## REQUIRED WORK
Write out the listing below exactly, and omit any images you find in it.

## Part of a data file

◆ ◆ ◆ ◆ ◆ ◆ ◆

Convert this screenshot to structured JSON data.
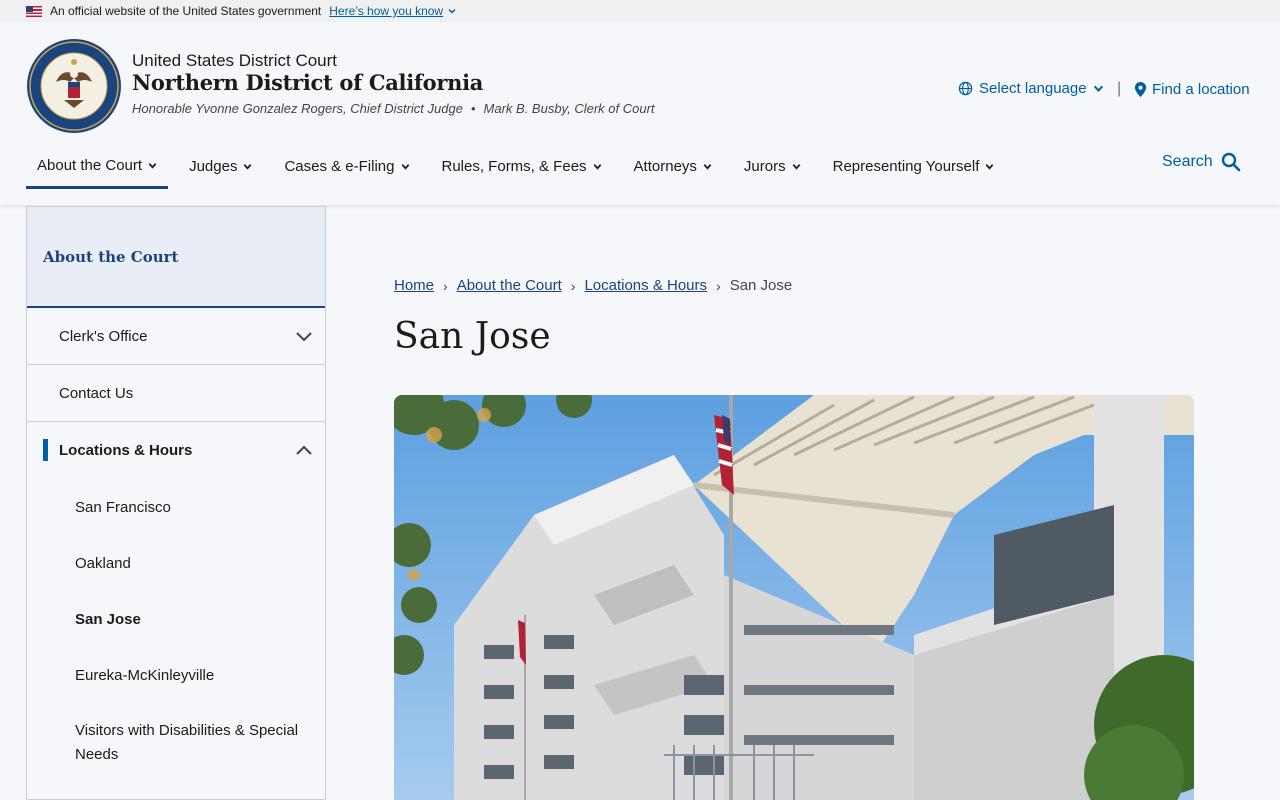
{
  "gov_banner": {
    "text": "An official website of the United States government",
    "link": "Here’s how you know"
  },
  "header": {
    "court_line": "United States District Court",
    "court_name": "Northern District of California",
    "judge": "Honorable Yvonne Gonzalez Rogers, Chief District Judge",
    "dot": "•",
    "clerk": "Mark B. Busby, Clerk of Court",
    "language": "Select language",
    "divider": "|",
    "find_location": "Find a location",
    "search": "Search"
  },
  "nav": {
    "items": [
      {
        "label": "About the Court"
      },
      {
        "label": "Judges"
      },
      {
        "label": "Cases & e-Filing"
      },
      {
        "label": "Rules, Forms, & Fees"
      },
      {
        "label": "Attorneys"
      },
      {
        "label": "Jurors"
      },
      {
        "label": "Representing Yourself"
      }
    ]
  },
  "sidebar": {
    "heading": "About the Court",
    "items": [
      {
        "label": "Clerk's Office"
      },
      {
        "label": "Contact Us"
      },
      {
        "label": "Locations & Hours"
      }
    ],
    "sub_items": [
      {
        "label": "San Francisco"
      },
      {
        "label": "Oakland"
      },
      {
        "label": "San Jose"
      },
      {
        "label": "Eureka-McKinleyville"
      },
      {
        "label": "Visitors with Disabilities & Special Needs"
      }
    ]
  },
  "breadcrumb": {
    "items": [
      "Home",
      "About the Court",
      "Locations & Hours"
    ],
    "separator": "›",
    "current": "San Jose"
  },
  "page": {
    "title": "San Jose"
  },
  "colors": {
    "link": "#005ea2",
    "navy": "#1a4480",
    "background": "#f5f7fa"
  }
}
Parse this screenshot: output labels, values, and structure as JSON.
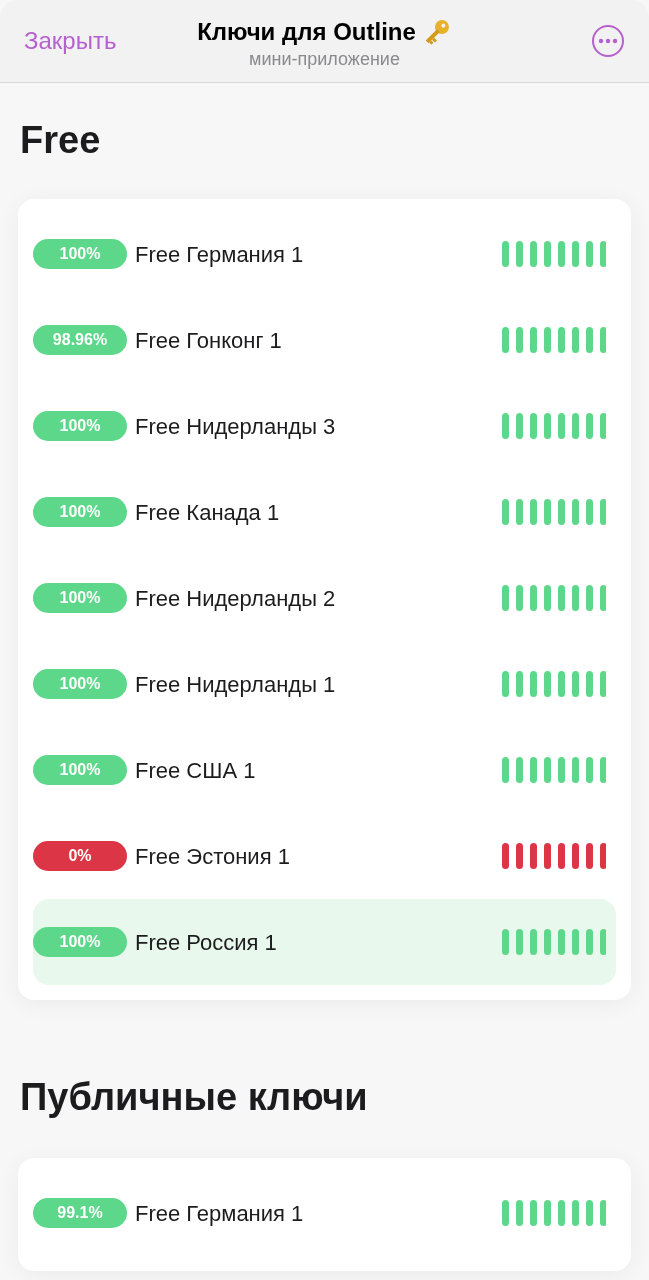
{
  "header": {
    "close": "Закрыть",
    "title": "Ключи для Outline",
    "subtitle": "мини-приложение"
  },
  "sections": [
    {
      "title": "Free",
      "servers": [
        {
          "uptime": "100%",
          "name": "Free Германия 1",
          "color": "#5dd88a",
          "selected": false
        },
        {
          "uptime": "98.96%",
          "name": "Free Гонконг 1",
          "color": "#5dd88a",
          "selected": false
        },
        {
          "uptime": "100%",
          "name": "Free Нидерланды 3",
          "color": "#5dd88a",
          "selected": false
        },
        {
          "uptime": "100%",
          "name": "Free Канада 1",
          "color": "#5dd88a",
          "selected": false
        },
        {
          "uptime": "100%",
          "name": "Free Нидерланды 2",
          "color": "#5dd88a",
          "selected": false
        },
        {
          "uptime": "100%",
          "name": "Free Нидерланды 1",
          "color": "#5dd88a",
          "selected": false
        },
        {
          "uptime": "100%",
          "name": "Free США 1",
          "color": "#5dd88a",
          "selected": false
        },
        {
          "uptime": "0%",
          "name": "Free Эстония 1",
          "color": "#dc3545",
          "selected": false
        },
        {
          "uptime": "100%",
          "name": "Free Россия 1",
          "color": "#5dd88a",
          "selected": true
        }
      ]
    },
    {
      "title": "Публичные ключи",
      "servers": [
        {
          "uptime": "99.1%",
          "name": "Free Германия 1",
          "color": "#5dd88a",
          "selected": false
        }
      ]
    }
  ]
}
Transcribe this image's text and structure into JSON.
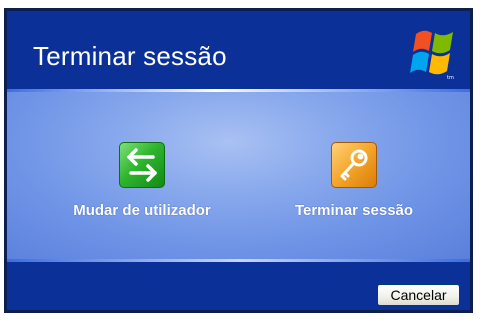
{
  "dialog": {
    "title": "Terminar sessão"
  },
  "options": [
    {
      "label": "Mudar de utilizador",
      "icon": "switch-user-icon"
    },
    {
      "label": "Terminar sessão",
      "icon": "log-off-key-icon"
    }
  ],
  "footer": {
    "cancel_label": "Cancelar"
  },
  "colors": {
    "title_bar": "#0b3098",
    "content_bg": "#8aaaed",
    "switch_icon": "#2fb52e",
    "logoff_icon": "#f4a52a"
  }
}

◆ ◆ ◆ ◆ ◆ ◆ ◆

## TASK OUTPUT
Convert this screenshot to structured JSON data.
{
  "gov_banner": {
    "text": "An official website of the United States government",
    "link": "Here’s how you know"
  },
  "header": {
    "court_line": "United States District Court",
    "court_name": "Northern District of California",
    "judge": "Honorable Yvonne Gonzalez Rogers, Chief District Judge",
    "dot": "•",
    "clerk": "Mark B. Busby, Clerk of Court",
    "language": "Select language",
    "divider": "|",
    "find_location": "Find a location",
    "search": "Search"
  },
  "nav": {
    "items": [
      {
        "label": "About the Court"
      },
      {
        "label": "Judges"
      },
      {
        "label": "Cases & e-Filing"
      },
      {
        "label": "Rules, Forms, & Fees"
      },
      {
        "label": "Attorneys"
      },
      {
        "label": "Jurors"
      },
      {
        "label": "Representing Yourself"
      }
    ]
  },
  "sidebar": {
    "heading": "About the Court",
    "items": [
      {
        "label": "Clerk's Office"
      },
      {
        "label": "Contact Us"
      },
      {
        "label": "Locations & Hours"
      }
    ],
    "sub_items": [
      {
        "label": "San Francisco"
      },
      {
        "label": "Oakland"
      },
      {
        "label": "San Jose"
      },
      {
        "label": "Eureka-McKinleyville"
      },
      {
        "label": "Visitors with Disabilities & Special Needs"
      }
    ]
  },
  "breadcrumb": {
    "items": [
      "Home",
      "About the Court",
      "Locations & Hours"
    ],
    "separator": "›",
    "current": "San Jose"
  },
  "page": {
    "title": "San Jose"
  },
  "colors": {
    "link": "#005ea2",
    "navy": "#1a4480",
    "background": "#f5f7fa"
  }
}
Parse this screenshot: output labels, values, and structure as JSON.
{
  "header": {
    "close": "Закрыть",
    "title": "Ключи для Outline",
    "subtitle": "мини-приложение"
  },
  "sections": [
    {
      "title": "Free",
      "servers": [
        {
          "uptime": "100%",
          "name": "Free Германия 1",
          "color": "#5dd88a",
          "selected": false
        },
        {
          "uptime": "98.96%",
          "name": "Free Гонконг 1",
          "color": "#5dd88a",
          "selected": false
        },
        {
          "uptime": "100%",
          "name": "Free Нидерланды 3",
          "color": "#5dd88a",
          "selected": false
        },
        {
          "uptime": "100%",
          "name": "Free Канада 1",
          "color": "#5dd88a",
          "selected": false
        },
        {
          "uptime": "100%",
          "name": "Free Нидерланды 2",
          "color": "#5dd88a",
          "selected": false
        },
        {
          "uptime": "100%",
          "name": "Free Нидерланды 1",
          "color": "#5dd88a",
          "selected": false
        },
        {
          "uptime": "100%",
          "name": "Free США 1",
          "color": "#5dd88a",
          "selected": false
        },
        {
          "uptime": "0%",
          "name": "Free Эстония 1",
          "color": "#dc3545",
          "selected": false
        },
        {
          "uptime": "100%",
          "name": "Free Россия 1",
          "color": "#5dd88a",
          "selected": true
        }
      ]
    },
    {
      "title": "Публичные ключи",
      "servers": [
        {
          "uptime": "99.1%",
          "name": "Free Германия 1",
          "color": "#5dd88a",
          "selected": false
        }
      ]
    }
  ]
}
Transcribe this image's text and structure into JSON.
{
  "dialog": {
    "title": "Terminar sessão"
  },
  "options": [
    {
      "label": "Mudar de utilizador",
      "icon": "switch-user-icon"
    },
    {
      "label": "Terminar sessão",
      "icon": "log-off-key-icon"
    }
  ],
  "footer": {
    "cancel_label": "Cancelar"
  },
  "colors": {
    "title_bar": "#0b3098",
    "content_bg": "#8aaaed",
    "switch_icon": "#2fb52e",
    "logoff_icon": "#f4a52a"
  }
}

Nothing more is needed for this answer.